Records provided →
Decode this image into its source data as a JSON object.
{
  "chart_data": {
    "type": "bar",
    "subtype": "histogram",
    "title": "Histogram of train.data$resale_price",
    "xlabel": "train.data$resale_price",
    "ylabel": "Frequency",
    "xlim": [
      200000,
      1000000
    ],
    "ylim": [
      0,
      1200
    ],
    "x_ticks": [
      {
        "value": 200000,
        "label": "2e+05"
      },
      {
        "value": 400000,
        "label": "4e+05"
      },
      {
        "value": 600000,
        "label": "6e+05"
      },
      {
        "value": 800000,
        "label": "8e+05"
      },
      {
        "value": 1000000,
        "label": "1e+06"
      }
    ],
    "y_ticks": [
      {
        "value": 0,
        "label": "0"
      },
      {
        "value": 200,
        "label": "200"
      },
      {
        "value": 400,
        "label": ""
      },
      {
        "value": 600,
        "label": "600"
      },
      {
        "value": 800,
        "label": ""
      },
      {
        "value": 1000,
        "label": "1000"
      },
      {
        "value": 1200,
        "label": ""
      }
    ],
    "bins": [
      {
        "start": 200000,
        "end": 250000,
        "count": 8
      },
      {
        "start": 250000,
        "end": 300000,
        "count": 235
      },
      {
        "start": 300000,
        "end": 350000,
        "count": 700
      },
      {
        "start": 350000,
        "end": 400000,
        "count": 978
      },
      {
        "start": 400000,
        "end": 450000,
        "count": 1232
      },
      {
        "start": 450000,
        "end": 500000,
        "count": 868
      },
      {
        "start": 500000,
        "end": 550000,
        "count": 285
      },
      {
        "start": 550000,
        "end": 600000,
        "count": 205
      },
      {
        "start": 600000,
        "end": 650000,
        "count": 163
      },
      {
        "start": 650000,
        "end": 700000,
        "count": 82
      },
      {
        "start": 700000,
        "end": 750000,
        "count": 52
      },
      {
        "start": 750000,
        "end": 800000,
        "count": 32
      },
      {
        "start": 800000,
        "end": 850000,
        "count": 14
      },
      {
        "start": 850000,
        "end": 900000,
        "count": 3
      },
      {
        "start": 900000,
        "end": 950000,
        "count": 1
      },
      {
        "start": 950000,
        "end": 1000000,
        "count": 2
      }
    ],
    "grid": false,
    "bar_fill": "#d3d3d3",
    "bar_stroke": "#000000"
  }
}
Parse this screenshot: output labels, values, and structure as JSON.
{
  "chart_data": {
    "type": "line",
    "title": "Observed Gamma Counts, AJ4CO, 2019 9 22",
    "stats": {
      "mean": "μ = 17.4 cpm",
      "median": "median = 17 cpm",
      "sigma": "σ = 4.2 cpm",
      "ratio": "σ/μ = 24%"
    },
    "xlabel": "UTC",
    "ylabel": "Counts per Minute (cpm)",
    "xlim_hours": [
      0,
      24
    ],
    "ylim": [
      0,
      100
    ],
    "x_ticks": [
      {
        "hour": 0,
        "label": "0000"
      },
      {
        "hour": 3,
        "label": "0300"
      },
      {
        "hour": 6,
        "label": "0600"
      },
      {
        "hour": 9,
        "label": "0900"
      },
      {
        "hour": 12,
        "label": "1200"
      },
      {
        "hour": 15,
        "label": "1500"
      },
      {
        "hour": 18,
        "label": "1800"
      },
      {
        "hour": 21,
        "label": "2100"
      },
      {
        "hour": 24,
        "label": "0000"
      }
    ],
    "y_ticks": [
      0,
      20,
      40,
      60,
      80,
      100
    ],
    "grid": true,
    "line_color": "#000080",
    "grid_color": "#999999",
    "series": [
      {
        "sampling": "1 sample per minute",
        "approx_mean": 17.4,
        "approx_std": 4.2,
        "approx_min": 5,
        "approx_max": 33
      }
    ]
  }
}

...

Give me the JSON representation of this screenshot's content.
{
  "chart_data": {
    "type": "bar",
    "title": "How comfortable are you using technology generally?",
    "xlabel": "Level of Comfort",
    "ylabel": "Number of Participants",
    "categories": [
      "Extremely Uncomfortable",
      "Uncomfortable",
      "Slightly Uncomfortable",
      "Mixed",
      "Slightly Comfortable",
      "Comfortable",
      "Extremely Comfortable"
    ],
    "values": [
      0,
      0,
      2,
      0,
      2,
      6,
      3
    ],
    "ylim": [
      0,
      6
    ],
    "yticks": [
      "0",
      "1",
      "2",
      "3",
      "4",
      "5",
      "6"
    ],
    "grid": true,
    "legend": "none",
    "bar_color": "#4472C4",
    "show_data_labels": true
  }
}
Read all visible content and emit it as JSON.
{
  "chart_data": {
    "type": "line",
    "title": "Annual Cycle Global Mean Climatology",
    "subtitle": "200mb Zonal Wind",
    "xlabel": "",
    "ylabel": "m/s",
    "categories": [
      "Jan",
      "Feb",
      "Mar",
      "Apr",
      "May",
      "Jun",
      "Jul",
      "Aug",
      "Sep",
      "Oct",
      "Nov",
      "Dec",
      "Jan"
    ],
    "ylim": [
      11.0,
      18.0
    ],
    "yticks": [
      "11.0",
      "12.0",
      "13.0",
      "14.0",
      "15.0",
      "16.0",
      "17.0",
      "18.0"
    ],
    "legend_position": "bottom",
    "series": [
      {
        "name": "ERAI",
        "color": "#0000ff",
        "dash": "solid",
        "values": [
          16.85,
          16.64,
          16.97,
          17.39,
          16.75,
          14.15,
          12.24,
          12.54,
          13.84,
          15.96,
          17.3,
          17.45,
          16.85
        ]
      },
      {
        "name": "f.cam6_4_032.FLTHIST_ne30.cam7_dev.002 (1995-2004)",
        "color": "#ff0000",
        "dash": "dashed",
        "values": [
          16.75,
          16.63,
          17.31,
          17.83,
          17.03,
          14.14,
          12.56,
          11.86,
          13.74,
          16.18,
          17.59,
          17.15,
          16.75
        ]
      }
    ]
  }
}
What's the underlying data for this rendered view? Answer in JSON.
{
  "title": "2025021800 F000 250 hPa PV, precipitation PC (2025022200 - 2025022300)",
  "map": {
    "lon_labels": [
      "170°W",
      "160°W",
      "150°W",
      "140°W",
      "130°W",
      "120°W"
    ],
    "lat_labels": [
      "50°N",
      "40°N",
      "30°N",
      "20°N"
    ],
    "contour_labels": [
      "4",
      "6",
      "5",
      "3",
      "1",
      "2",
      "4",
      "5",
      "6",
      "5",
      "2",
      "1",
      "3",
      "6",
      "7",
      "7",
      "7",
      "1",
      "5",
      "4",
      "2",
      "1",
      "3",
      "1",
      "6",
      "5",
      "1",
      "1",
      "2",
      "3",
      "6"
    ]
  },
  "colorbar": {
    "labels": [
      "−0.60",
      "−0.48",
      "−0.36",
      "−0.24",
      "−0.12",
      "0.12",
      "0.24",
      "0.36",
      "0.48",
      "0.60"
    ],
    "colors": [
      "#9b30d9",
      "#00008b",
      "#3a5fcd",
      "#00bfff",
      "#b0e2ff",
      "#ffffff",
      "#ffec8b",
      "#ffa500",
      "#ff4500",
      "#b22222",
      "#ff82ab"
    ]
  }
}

Requirements → Find the count of lines in the data above where the string "name" occurs. Provide that number alone.

Output of the task → 2